§ Dataset rows:

☆ ☆ ☆

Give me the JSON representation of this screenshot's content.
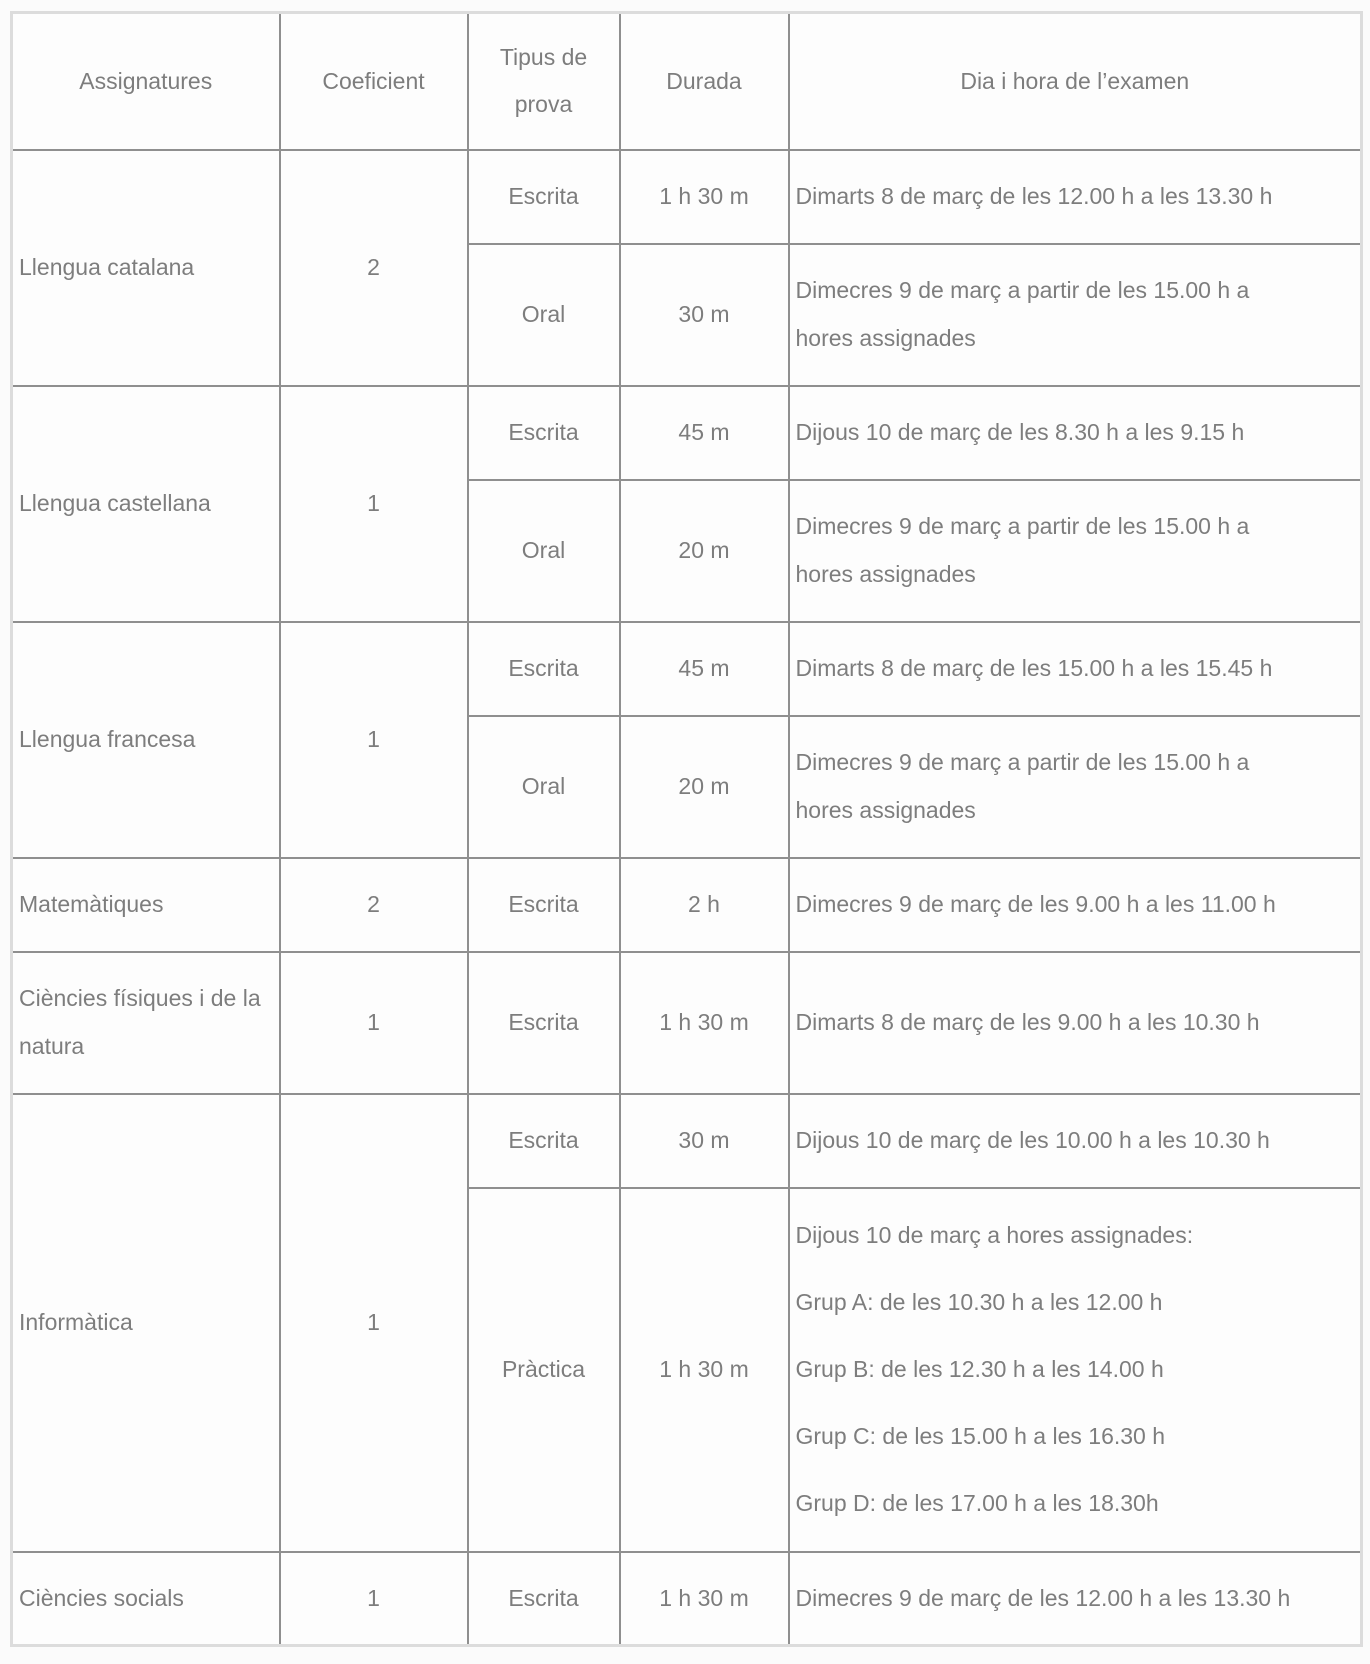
{
  "colors": {
    "text": "#7d7d7d",
    "inner_border": "#8f8f8f",
    "outer_border": "#dcdcdc",
    "background": "#fbfbfb"
  },
  "table": {
    "headers": {
      "subject": "Assignatures",
      "coefficient": "Coeficient",
      "exam_type": "Tipus de prova",
      "duration": "Durada",
      "schedule": "Dia i hora de l’examen"
    },
    "rows": [
      {
        "subject": "Llengua catalana",
        "coefficient": "2",
        "exams": [
          {
            "type": "Escrita",
            "duration": "1 h 30 m",
            "lines": [
              "Dimarts 8 de març de les 12.00 h a les 13.30 h"
            ]
          },
          {
            "type": "Oral",
            "duration": "30 m",
            "lines": [
              "Dimecres 9 de març a partir de les 15.00 h a",
              "hores assignades"
            ]
          }
        ]
      },
      {
        "subject": "Llengua castellana",
        "coefficient": "1",
        "exams": [
          {
            "type": "Escrita",
            "duration": "45 m",
            "lines": [
              "Dijous 10 de març de les 8.30 h a les 9.15 h"
            ]
          },
          {
            "type": "Oral",
            "duration": "20 m",
            "lines": [
              "Dimecres 9 de març a partir de les 15.00 h a",
              "hores assignades"
            ]
          }
        ]
      },
      {
        "subject": "Llengua francesa",
        "coefficient": "1",
        "exams": [
          {
            "type": "Escrita",
            "duration": "45 m",
            "lines": [
              "Dimarts 8 de març de les 15.00 h a les 15.45 h"
            ]
          },
          {
            "type": "Oral",
            "duration": "20 m",
            "lines": [
              "Dimecres 9 de març a partir de les 15.00 h a",
              "hores assignades"
            ]
          }
        ]
      },
      {
        "subject": "Matemàtiques",
        "coefficient": "2",
        "exams": [
          {
            "type": "Escrita",
            "duration": "2 h",
            "lines": [
              "Dimecres 9 de març de les 9.00 h a les 11.00 h"
            ]
          }
        ]
      },
      {
        "subject": "Ciències físiques i de la natura",
        "coefficient": "1",
        "exams": [
          {
            "type": "Escrita",
            "duration": "1 h 30 m",
            "lines": [
              "Dimarts 8 de març de les 9.00 h a les 10.30 h"
            ]
          }
        ]
      },
      {
        "subject": "Informàtica",
        "coefficient": "1",
        "exams": [
          {
            "type": "Escrita",
            "duration": "30 m",
            "lines": [
              "Dijous 10 de març de les 10.00 h a les 10.30 h"
            ]
          },
          {
            "type": "Pràctica",
            "duration": "1 h 30 m",
            "lines": [
              "Dijous 10 de març a hores assignades:",
              "Grup A: de les 10.30 h a les 12.00 h",
              "Grup B: de les 12.30 h a les 14.00 h",
              "Grup C: de les 15.00 h a les 16.30 h",
              "Grup D: de les 17.00 h a les 18.30h"
            ]
          }
        ]
      },
      {
        "subject": "Ciències socials",
        "coefficient": "1",
        "exams": [
          {
            "type": "Escrita",
            "duration": "1 h 30 m",
            "lines": [
              "Dimecres 9 de març de les 12.00 h a les 13.30 h"
            ]
          }
        ]
      }
    ]
  }
}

☆ ☆ ☆

§ TASK PROMPT:
How many lines of these entries contain the string "Ciències"? Reply with the number alone.

§ RESPONSE TO THE EXERCISE:
2